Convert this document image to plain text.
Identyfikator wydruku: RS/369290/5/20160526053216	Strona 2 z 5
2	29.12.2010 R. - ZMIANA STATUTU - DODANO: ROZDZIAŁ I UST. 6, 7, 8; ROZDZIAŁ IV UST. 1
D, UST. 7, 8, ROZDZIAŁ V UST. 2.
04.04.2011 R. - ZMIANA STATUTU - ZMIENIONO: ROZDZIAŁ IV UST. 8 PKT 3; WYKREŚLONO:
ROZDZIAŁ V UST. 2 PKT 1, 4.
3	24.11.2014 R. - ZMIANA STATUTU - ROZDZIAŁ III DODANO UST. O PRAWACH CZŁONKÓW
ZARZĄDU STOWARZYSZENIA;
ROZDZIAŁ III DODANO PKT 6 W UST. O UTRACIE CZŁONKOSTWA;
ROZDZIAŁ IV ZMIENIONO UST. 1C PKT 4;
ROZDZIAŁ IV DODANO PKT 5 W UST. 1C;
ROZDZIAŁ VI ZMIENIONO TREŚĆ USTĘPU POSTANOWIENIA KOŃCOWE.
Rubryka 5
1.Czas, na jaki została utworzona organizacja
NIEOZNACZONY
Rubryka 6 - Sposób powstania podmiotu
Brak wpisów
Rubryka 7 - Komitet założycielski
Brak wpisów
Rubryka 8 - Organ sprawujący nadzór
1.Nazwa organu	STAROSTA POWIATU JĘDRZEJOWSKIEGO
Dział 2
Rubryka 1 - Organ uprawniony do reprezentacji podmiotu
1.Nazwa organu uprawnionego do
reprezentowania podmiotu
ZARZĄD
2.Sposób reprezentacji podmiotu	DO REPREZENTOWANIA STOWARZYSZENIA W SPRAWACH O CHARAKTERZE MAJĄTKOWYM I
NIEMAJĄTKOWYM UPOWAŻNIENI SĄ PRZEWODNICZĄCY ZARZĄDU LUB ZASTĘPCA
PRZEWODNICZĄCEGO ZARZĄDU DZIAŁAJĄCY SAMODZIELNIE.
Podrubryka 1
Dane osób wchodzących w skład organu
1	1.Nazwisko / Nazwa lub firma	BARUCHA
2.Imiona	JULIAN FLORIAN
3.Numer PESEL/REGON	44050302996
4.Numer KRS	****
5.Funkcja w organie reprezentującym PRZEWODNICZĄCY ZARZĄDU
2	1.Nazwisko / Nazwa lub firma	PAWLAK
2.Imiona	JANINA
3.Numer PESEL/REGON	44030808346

::::::::

**PROBLEM TO WORK ON**
Count all lines of the data that include "Numer". The answer is the number alone.

**ANSWER FOR THE TASK**
3